**Problem to work on:** Skip the images and copy each record exactly as written.

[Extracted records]
╭──
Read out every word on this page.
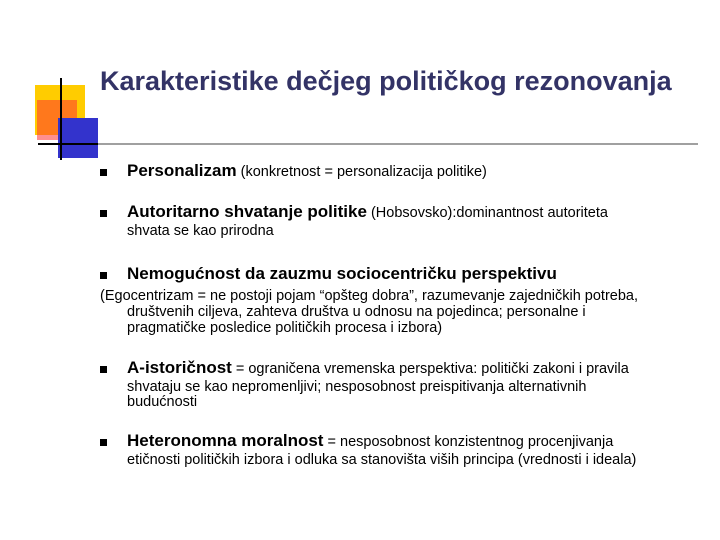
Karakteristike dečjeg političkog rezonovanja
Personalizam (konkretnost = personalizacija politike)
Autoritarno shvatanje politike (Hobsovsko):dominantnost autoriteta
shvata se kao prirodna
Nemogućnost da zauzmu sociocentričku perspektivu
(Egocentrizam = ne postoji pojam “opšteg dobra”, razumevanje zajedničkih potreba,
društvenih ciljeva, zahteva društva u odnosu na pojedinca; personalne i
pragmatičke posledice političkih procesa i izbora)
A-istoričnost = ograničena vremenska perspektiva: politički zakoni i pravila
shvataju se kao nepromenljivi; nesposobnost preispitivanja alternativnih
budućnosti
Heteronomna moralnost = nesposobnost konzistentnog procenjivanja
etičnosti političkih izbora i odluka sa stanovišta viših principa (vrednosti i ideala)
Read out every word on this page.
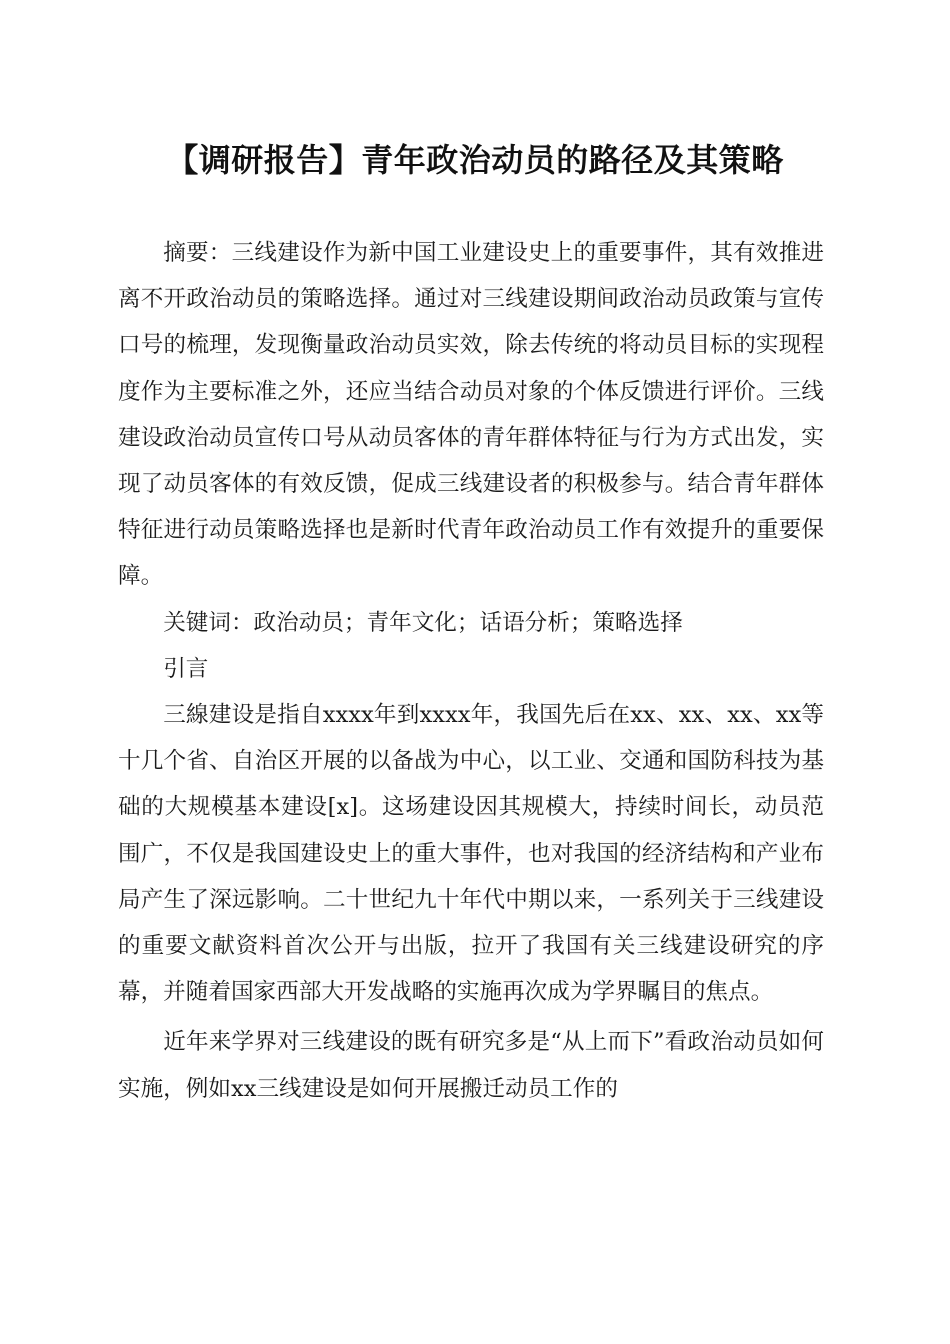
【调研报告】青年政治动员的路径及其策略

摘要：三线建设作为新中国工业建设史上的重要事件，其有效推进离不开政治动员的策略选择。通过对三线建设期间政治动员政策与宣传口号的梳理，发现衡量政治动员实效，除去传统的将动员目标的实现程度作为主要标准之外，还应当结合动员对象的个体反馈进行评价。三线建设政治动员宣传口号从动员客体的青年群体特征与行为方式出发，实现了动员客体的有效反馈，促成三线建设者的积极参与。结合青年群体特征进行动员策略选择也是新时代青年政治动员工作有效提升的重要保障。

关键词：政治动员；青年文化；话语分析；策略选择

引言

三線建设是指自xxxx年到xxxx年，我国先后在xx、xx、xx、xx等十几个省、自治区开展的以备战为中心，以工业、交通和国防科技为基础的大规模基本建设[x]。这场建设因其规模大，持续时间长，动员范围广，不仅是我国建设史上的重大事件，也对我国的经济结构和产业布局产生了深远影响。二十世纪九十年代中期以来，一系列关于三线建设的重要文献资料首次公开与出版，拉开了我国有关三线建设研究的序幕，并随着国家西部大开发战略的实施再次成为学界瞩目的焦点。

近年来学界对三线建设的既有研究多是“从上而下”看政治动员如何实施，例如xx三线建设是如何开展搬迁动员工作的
╰──
**Answer to the exercise:**
Read out every word on this page.
Karakteristike dečjeg političkog rezonovanja
Personalizam (konkretnost = personalizacija politike)
Autoritarno shvatanje politike (Hobsovsko):dominantnost autoriteta
shvata se kao prirodna
Nemogućnost da zauzmu sociocentričku perspektivu
(Egocentrizam = ne postoji pojam “opšteg dobra”, razumevanje zajedničkih potreba,
društvenih ciljeva, zahteva društva u odnosu na pojedinca; personalne i
pragmatičke posledice političkih procesa i izbora)
A-istoričnost = ograničena vremenska perspektiva: politički zakoni i pravila
shvataju se kao nepromenljivi; nesposobnost preispitivanja alternativnih
budućnosti
Heteronomna moralnost = nesposobnost konzistentnog procenjivanja
etičnosti političkih izbora i odluka sa stanovišta viših principa (vrednosti i ideala)
Read out every word on this page.
【调研报告】青年政治动员的路径及其策略

摘要：三线建设作为新中国工业建设史上的重要事件，其有效推进离不开政治动员的策略选择。通过对三线建设期间政治动员政策与宣传口号的梳理，发现衡量政治动员实效，除去传统的将动员目标的实现程度作为主要标准之外，还应当结合动员对象的个体反馈进行评价。三线建设政治动员宣传口号从动员客体的青年群体特征与行为方式出发，实现了动员客体的有效反馈，促成三线建设者的积极参与。结合青年群体特征进行动员策略选择也是新时代青年政治动员工作有效提升的重要保障。

关键词：政治动员；青年文化；话语分析；策略选择

引言

三線建设是指自xxxx年到xxxx年，我国先后在xx、xx、xx、xx等十几个省、自治区开展的以备战为中心，以工业、交通和国防科技为基础的大规模基本建设[x]。这场建设因其规模大，持续时间长，动员范围广，不仅是我国建设史上的重大事件，也对我国的经济结构和产业布局产生了深远影响。二十世纪九十年代中期以来，一系列关于三线建设的重要文献资料首次公开与出版，拉开了我国有关三线建设研究的序幕，并随着国家西部大开发战略的实施再次成为学界瞩目的焦点。

近年来学界对三线建设的既有研究多是“从上而下”看政治动员如何实施，例如xx三线建设是如何开展搬迁动员工作的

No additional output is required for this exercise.